_PROVIDED INFORMATION_
>>>>
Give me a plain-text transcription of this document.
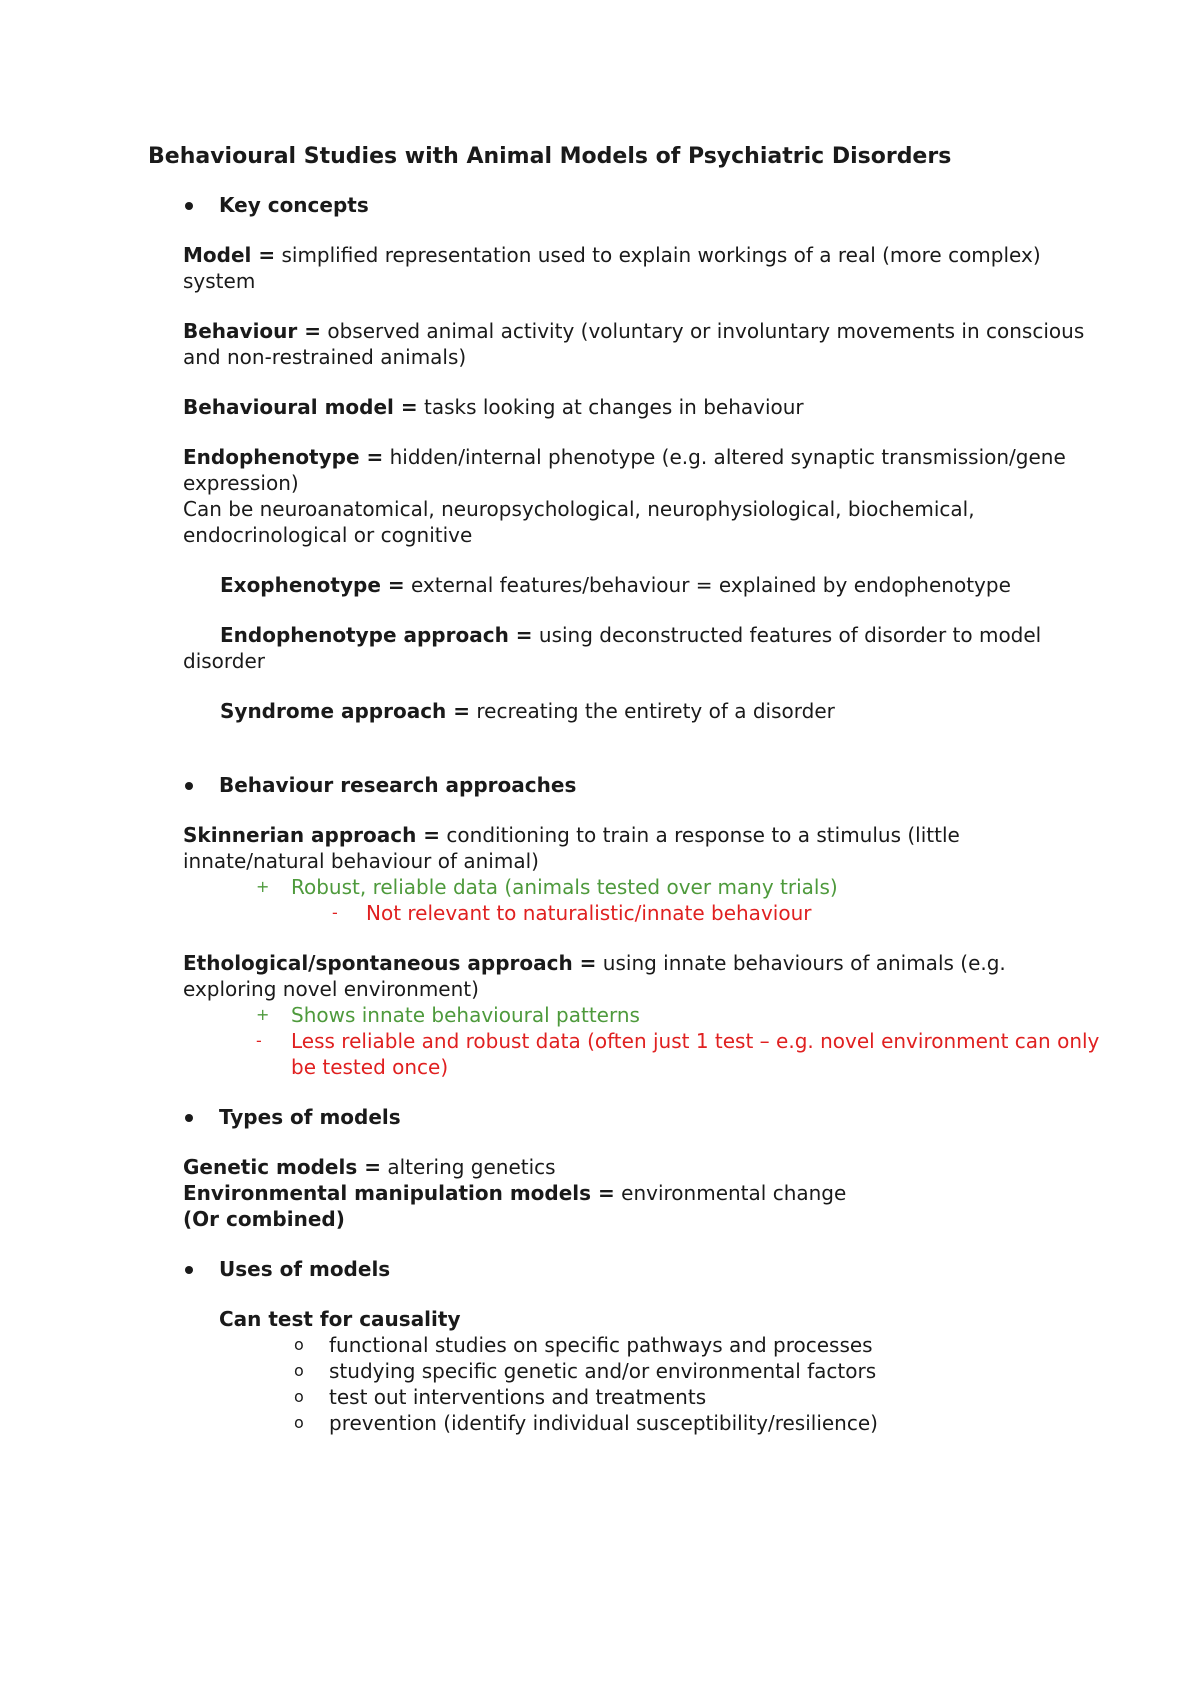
Behavioural Studies with Animal Models of Psychiatric Disorders
Key concepts
Model = simplified representation used to explain workings of a real (more complex) system
Behaviour = observed animal activity (voluntary or involuntary movements in conscious and non-restrained animals)
Behavioural model = tasks looking at changes in behaviour
Endophenotype = hidden/internal phenotype (e.g. altered synaptic transmission/gene expression)
Can be neuroanatomical, neuropsychological, neurophysiological, biochemical, endocrinological or cognitive
Exophenotype = external features/behaviour = explained by endophenotype
Endophenotype approach = using deconstructed features of disorder to model disorder
Syndrome approach = recreating the entirety of a disorder
Behaviour research approaches
Skinnerian approach = conditioning to train a response to a stimulus (little innate/natural behaviour of animal)
+ Robust, reliable data (animals tested over many trials)
- Not relevant to naturalistic/innate behaviour
Ethological/spontaneous approach = using innate behaviours of animals (e.g. exploring novel environment)
+ Shows innate behavioural patterns
- Less reliable and robust data (often just 1 test – e.g. novel environment can only be tested once)
Types of models
Genetic models = altering genetics
Environmental manipulation models = environmental change
(Or combined)
Uses of models
Can test for causality
o functional studies on specific pathways and processes
o studying specific genetic and/or environmental factors
o test out interventions and treatments
o prevention (identify individual susceptibility/resilience)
<<<<
_TASK DIRECTIONS_
Write out the data precisely as given, excluding the pictures.

_REPLY TO THE TASK_
Give me a plain-text transcription of this document.
Behavioural Studies with Animal Models of Psychiatric Disorders
Key concepts
Model = simplified representation used to explain workings of a real (more complex) system
Behaviour = observed animal activity (voluntary or involuntary movements in conscious and non-restrained animals)
Behavioural model = tasks looking at changes in behaviour
Endophenotype = hidden/internal phenotype (e.g. altered synaptic transmission/gene expression)
Can be neuroanatomical, neuropsychological, neurophysiological, biochemical, endocrinological or cognitive
Exophenotype = external features/behaviour = explained by endophenotype
Endophenotype approach = using deconstructed features of disorder to model disorder
Syndrome approach = recreating the entirety of a disorder
Behaviour research approaches
Skinnerian approach = conditioning to train a response to a stimulus (little innate/natural behaviour of animal)
+ Robust, reliable data (animals tested over many trials)
- Not relevant to naturalistic/innate behaviour
Ethological/spontaneous approach = using innate behaviours of animals (e.g. exploring novel environment)
+ Shows innate behavioural patterns
- Less reliable and robust data (often just 1 test – e.g. novel environment can only be tested once)
Types of models
Genetic models = altering genetics
Environmental manipulation models = environmental change
(Or combined)
Uses of models
Can test for causality
o functional studies on specific pathways and processes
o studying specific genetic and/or environmental factors
o test out interventions and treatments
o prevention (identify individual susceptibility/resilience)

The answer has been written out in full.